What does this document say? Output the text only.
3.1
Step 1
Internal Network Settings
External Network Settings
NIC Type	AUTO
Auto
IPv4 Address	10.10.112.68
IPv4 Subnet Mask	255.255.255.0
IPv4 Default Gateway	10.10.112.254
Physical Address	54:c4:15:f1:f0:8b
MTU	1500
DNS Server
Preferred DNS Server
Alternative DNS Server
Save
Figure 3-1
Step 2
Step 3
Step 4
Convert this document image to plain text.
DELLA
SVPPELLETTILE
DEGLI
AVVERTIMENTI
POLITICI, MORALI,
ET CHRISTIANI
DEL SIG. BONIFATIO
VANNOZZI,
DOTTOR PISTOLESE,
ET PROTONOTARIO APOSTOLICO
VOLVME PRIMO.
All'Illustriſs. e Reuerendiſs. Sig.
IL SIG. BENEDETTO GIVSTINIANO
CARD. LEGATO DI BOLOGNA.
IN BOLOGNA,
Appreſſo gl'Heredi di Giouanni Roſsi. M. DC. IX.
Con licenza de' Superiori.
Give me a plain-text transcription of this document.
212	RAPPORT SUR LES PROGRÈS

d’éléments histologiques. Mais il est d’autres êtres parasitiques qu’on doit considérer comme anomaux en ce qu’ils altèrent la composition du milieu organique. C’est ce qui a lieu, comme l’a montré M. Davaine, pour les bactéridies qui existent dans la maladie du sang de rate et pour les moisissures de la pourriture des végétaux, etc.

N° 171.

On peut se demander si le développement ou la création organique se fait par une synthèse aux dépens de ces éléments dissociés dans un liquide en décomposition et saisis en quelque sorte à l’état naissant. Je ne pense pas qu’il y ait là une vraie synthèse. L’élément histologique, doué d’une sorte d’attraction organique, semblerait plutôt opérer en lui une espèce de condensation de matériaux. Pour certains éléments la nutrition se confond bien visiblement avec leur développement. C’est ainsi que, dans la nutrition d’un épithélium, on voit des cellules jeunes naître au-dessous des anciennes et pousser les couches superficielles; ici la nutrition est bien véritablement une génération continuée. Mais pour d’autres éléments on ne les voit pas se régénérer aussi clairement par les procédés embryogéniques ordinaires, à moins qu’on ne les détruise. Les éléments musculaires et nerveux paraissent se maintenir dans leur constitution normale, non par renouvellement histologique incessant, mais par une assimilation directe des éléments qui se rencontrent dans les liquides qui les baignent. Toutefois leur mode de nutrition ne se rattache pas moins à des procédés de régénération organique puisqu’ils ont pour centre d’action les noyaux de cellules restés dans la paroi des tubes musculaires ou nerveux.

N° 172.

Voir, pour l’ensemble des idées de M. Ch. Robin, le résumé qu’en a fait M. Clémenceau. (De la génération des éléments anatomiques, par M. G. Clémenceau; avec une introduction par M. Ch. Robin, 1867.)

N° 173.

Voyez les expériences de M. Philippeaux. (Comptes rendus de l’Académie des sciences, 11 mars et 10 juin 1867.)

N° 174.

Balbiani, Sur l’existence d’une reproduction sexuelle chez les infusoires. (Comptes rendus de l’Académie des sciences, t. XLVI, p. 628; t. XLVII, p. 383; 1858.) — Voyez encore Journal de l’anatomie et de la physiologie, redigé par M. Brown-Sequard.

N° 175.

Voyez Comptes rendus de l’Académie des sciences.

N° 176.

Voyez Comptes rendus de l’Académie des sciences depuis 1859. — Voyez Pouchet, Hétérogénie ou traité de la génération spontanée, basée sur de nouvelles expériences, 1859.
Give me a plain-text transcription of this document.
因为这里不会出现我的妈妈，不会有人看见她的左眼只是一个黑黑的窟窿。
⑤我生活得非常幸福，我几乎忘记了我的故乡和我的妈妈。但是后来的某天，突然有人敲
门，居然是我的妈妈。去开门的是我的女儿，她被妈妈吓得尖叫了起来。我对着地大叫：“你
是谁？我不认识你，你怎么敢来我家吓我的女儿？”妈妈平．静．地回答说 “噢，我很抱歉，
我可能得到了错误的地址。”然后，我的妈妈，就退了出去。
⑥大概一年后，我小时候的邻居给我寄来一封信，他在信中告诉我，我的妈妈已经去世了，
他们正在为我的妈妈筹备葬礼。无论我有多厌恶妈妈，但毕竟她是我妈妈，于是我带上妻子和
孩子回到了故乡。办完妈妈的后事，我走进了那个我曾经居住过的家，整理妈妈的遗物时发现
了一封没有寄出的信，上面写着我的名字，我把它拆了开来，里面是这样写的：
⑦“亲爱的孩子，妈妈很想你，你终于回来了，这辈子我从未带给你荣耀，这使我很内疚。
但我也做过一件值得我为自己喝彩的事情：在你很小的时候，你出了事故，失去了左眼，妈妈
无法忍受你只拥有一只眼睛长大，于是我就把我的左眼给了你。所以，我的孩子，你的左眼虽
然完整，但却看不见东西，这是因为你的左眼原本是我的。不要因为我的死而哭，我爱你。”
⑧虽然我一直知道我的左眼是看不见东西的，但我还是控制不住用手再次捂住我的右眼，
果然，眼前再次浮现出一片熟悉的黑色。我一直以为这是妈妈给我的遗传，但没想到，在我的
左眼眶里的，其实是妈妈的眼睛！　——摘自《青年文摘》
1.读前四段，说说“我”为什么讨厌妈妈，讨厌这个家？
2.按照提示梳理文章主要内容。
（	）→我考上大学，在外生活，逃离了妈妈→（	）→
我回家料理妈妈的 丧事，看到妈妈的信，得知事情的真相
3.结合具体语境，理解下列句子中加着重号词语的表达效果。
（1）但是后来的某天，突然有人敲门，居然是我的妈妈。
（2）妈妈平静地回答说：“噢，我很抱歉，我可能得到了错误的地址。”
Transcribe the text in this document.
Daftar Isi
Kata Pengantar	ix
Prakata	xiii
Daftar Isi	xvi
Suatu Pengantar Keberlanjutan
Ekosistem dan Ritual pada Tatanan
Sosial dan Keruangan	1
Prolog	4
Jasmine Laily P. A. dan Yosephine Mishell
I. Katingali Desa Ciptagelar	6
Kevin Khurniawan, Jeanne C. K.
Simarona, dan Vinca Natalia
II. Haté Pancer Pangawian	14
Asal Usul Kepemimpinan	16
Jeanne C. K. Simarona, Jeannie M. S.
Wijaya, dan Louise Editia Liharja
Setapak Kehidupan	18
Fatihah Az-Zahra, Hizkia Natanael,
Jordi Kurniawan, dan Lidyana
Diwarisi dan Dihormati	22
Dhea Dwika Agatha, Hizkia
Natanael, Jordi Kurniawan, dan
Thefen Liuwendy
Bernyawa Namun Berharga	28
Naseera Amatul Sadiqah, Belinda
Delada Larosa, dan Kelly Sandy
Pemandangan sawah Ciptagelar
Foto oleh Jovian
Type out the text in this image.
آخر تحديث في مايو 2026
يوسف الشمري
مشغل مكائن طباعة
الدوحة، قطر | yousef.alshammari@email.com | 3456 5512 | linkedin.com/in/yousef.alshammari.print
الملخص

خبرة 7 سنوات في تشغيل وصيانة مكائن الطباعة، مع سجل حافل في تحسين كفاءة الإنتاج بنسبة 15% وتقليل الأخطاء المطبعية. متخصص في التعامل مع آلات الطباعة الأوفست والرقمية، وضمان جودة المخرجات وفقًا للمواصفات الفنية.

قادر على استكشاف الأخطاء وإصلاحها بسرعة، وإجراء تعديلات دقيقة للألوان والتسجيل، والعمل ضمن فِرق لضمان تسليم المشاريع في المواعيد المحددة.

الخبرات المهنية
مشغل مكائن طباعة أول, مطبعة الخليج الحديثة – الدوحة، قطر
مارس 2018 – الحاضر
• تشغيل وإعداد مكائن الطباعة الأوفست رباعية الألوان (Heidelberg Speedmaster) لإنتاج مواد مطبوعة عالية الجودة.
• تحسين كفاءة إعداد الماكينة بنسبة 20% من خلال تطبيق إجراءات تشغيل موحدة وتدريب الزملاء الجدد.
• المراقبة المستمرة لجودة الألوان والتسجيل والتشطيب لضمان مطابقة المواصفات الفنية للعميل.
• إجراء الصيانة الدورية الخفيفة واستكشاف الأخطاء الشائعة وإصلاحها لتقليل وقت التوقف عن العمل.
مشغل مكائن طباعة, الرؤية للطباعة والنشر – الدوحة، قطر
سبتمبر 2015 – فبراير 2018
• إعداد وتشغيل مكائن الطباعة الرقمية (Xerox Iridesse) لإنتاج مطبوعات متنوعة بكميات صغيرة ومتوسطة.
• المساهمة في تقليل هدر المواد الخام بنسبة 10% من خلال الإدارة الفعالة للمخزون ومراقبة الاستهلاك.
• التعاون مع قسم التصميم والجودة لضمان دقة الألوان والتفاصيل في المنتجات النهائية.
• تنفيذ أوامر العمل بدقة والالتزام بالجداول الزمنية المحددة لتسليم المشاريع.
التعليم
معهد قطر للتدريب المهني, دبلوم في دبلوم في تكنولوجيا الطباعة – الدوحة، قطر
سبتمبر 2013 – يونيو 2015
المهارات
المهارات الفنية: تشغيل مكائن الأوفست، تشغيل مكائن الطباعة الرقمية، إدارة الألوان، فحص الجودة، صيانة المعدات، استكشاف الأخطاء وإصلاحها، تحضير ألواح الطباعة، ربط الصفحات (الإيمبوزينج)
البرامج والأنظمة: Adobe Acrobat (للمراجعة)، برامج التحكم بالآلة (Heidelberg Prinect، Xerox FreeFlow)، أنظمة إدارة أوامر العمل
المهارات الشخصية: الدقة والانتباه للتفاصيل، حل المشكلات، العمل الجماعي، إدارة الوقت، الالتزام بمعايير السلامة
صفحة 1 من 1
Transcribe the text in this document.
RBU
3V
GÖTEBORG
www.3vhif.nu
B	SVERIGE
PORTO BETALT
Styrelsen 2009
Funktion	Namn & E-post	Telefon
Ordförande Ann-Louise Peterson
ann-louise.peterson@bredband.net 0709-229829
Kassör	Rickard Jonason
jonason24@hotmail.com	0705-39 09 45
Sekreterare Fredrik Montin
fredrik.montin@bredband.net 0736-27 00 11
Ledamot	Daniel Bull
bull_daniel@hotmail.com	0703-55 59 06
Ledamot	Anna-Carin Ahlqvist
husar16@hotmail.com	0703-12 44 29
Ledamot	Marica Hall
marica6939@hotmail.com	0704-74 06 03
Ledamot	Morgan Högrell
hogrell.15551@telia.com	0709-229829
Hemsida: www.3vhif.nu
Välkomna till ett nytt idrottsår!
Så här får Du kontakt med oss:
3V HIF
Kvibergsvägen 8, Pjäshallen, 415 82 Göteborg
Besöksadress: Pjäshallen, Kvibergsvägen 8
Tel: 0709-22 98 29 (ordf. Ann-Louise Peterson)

************

Gather each line of the listing containing the word "الطباعة" and show it.

### RESPONSE TO THIS TASK
خبرة 7 سنوات في تشغيل وصيانة مكائن الطباعة، مع سجل حافل في تحسين كفاءة الإنتاج بنسبة 15% وتقليل الأخطاء المطبعية. متخصص في التعامل مع آلات الطباعة الأوفست والرقمية، وضمان جودة المخرجات وفقًا للمواصفات الفنية.
• تشغيل وإعداد مكائن الطباعة الأوفست رباعية الألوان (Heidelberg Speedmaster) لإنتاج مواد مطبوعة عالية الجودة.
• إعداد وتشغيل مكائن الطباعة الرقمية (Xerox Iridesse) لإنتاج مطبوعات متنوعة بكميات صغيرة ومتوسطة.
معهد قطر للتدريب المهني, دبلوم في دبلوم في تكنولوجيا الطباعة – الدوحة، قطر
المهارات الفنية: تشغيل مكائن الأوفست، تشغيل مكائن الطباعة الرقمية، إدارة الألوان، فحص الجودة، صيانة المعدات، استكشاف الأخطاء وإصلاحها، تحضير ألواح الطباعة، ربط الصفحات (الإيمبوزينج)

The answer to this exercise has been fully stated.